Problem details: Set down each entry exactly as given; pictures should not appear in the copy.

BEGIN Provided data

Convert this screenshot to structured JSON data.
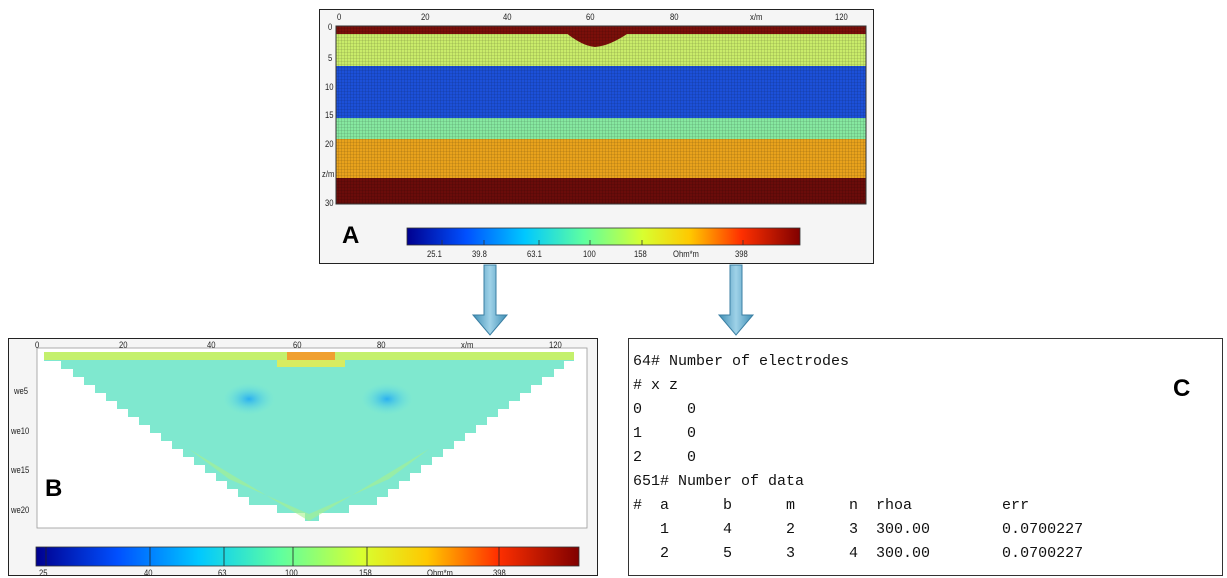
{
  "panel_a": {
    "label": "A",
    "x_ticks": [
      "0",
      "20",
      "40",
      "60",
      "80",
      "x/m",
      "120"
    ],
    "z_ticks": [
      "0",
      "5",
      "10",
      "15",
      "20",
      "z/m",
      "30"
    ],
    "colorbar_ticks": [
      "25.1",
      "39.8",
      "63.1",
      "100",
      "158",
      "Ohm*m",
      "398"
    ]
  },
  "panel_b": {
    "label": "B",
    "x_ticks": [
      "0",
      "20",
      "40",
      "60",
      "80",
      "x/m",
      "120"
    ],
    "y_ticks": [
      "we5",
      "we10",
      "we15",
      "we20"
    ],
    "colorbar_ticks": [
      "25",
      "40",
      "63",
      "100",
      "158",
      "Ohm*m",
      "398"
    ]
  },
  "panel_c": {
    "label": "C",
    "lines": [
      "64# Number of electrodes",
      "# x z",
      "0     0",
      "1     0",
      "2     0",
      "651# Number of data",
      "#  a      b      m      n  rhoa          err",
      "   1      4      2      3  300.00        0.0700227",
      "   2      5      3      4  300.00        0.0700227"
    ]
  },
  "colors": {
    "deep_red": "#7a0f0a",
    "yellow_green": "#c9ec6a",
    "blue": "#1c50d8",
    "orange": "#e8a21c",
    "cyan_green": "#86e8b8",
    "arrow": "#5aa7c9"
  }
}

END Provided data

Final answer:
Convert this screenshot to structured JSON data.
{
  "panel_a": {
    "label": "A",
    "x_ticks": [
      "0",
      "20",
      "40",
      "60",
      "80",
      "x/m",
      "120"
    ],
    "z_ticks": [
      "0",
      "5",
      "10",
      "15",
      "20",
      "z/m",
      "30"
    ],
    "colorbar_ticks": [
      "25.1",
      "39.8",
      "63.1",
      "100",
      "158",
      "Ohm*m",
      "398"
    ]
  },
  "panel_b": {
    "label": "B",
    "x_ticks": [
      "0",
      "20",
      "40",
      "60",
      "80",
      "x/m",
      "120"
    ],
    "y_ticks": [
      "we5",
      "we10",
      "we15",
      "we20"
    ],
    "colorbar_ticks": [
      "25",
      "40",
      "63",
      "100",
      "158",
      "Ohm*m",
      "398"
    ]
  },
  "panel_c": {
    "label": "C",
    "lines": [
      "64# Number of electrodes",
      "# x z",
      "0     0",
      "1     0",
      "2     0",
      "651# Number of data",
      "#  a      b      m      n  rhoa          err",
      "   1      4      2      3  300.00        0.0700227",
      "   2      5      3      4  300.00        0.0700227"
    ]
  },
  "colors": {
    "deep_red": "#7a0f0a",
    "yellow_green": "#c9ec6a",
    "blue": "#1c50d8",
    "orange": "#e8a21c",
    "cyan_green": "#86e8b8",
    "arrow": "#5aa7c9"
  }
}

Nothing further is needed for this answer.